**TASK INPUT:**

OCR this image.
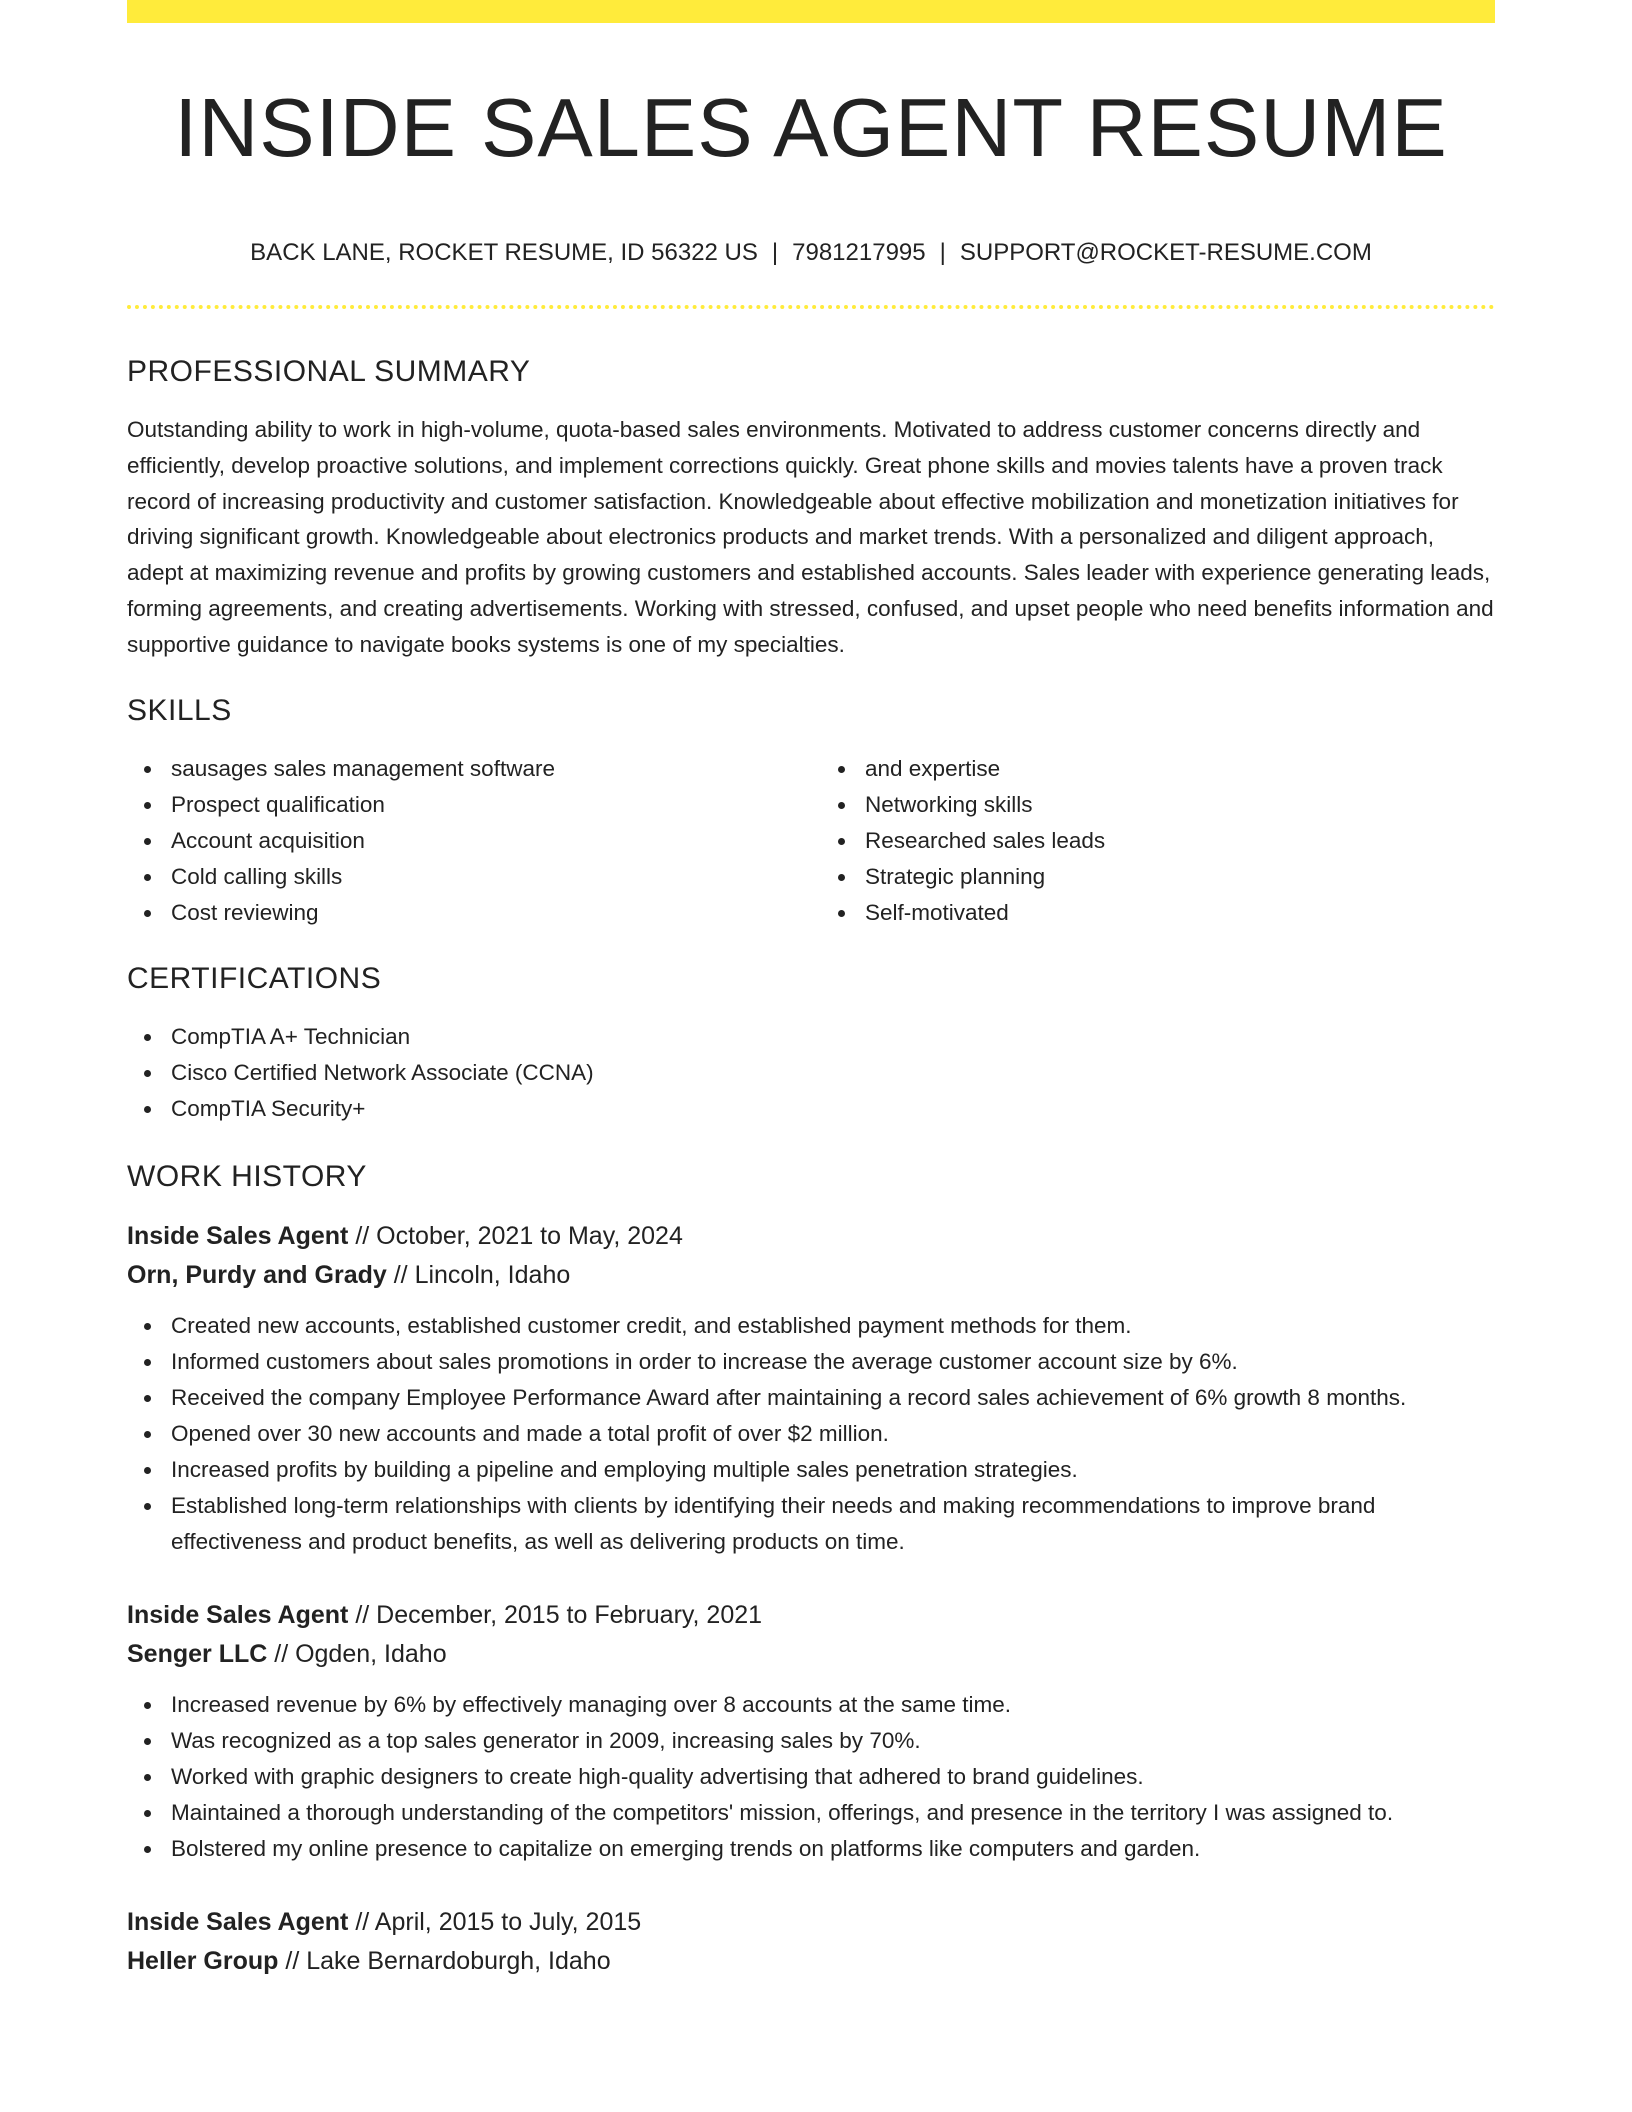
INSIDE SALES AGENT RESUME
BACK LANE, ROCKET RESUME, ID 56322 US | 7981217995 | SUPPORT@ROCKET-RESUME.COM
PROFESSIONAL SUMMARY

Outstanding ability to work in high-volume, quota-based sales environments. Motivated to address customer concerns directly and efficiently, develop proactive solutions, and implement corrections quickly. Great phone skills and movies talents have a proven track record of increasing productivity and customer satisfaction. Knowledgeable about effective mobilization and monetization initiatives for driving significant growth. Knowledgeable about electronics products and market trends. With a personalized and diligent approach, adept at maximizing revenue and profits by growing customers and established accounts. Sales leader with experience generating leads, forming agreements, and creating advertisements. Working with stressed, confused, and upset people who need benefits information and supportive guidance to navigate books systems is one of my specialties.

SKILLS
sausages sales management software
Prospect qualification
Account acquisition
Cold calling skills
Cost reviewing
and expertise
Networking skills
Researched sales leads
Strategic planning
Self-motivated
CERTIFICATIONS
CompTIA A+ Technician
Cisco Certified Network Associate (CCNA)
CompTIA Security+
WORK HISTORY
Inside Sales Agent // October, 2021 to May, 2024
Orn, Purdy and Grady // Lincoln, Idaho
Created new accounts, established customer credit, and established payment methods for them.
Informed customers about sales promotions in order to increase the average customer account size by 6%.
Received the company Employee Performance Award after maintaining a record sales achievement of 6% growth 8 months.
Opened over 30 new accounts and made a total profit of over $2 million.
Increased profits by building a pipeline and employing multiple sales penetration strategies.
Established long-term relationships with clients by identifying their needs and making recommendations to improve brand effectiveness and product benefits, as well as delivering products on time.
Inside Sales Agent // December, 2015 to February, 2021
Senger LLC // Ogden, Idaho
Increased revenue by 6% by effectively managing over 8 accounts at the same time.
Was recognized as a top sales generator in 2009, increasing sales by 70%.
Worked with graphic designers to create high-quality advertising that adhered to brand guidelines.
Maintained a thorough understanding of the competitors' mission, offerings, and presence in the territory I was assigned to.
Bolstered my online presence to capitalize on emerging trends on platforms like computers and garden.
Inside Sales Agent // April, 2015 to July, 2015
Heller Group // Lake Bernardoburgh, Idaho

**TASK OBJECTIVE:** Reproduce every line of the listing above in which the string "trends" appears.

**THE RESULT:**
Outstanding ability to work in high-volume, quota-based sales environments. Motivated to address customer concerns directly and efficiently, develop proactive solutions, and implement corrections quickly. Great phone skills and movies talents have a proven track record of increasing productivity and customer satisfaction. Knowledgeable about effective mobilization and monetization initiatives for driving significant growth. Knowledgeable about electronics products and market trends. With a personalized and diligent approach, adept at maximizing revenue and profits by growing customers and established accounts. Sales leader with experience generating leads, forming agreements, and creating advertisements. Working with stressed, confused, and upset people who need benefits information and supportive guidance to navigate books systems is one of my specialties.
Bolstered my online presence to capitalize on emerging trends on platforms like computers and garden.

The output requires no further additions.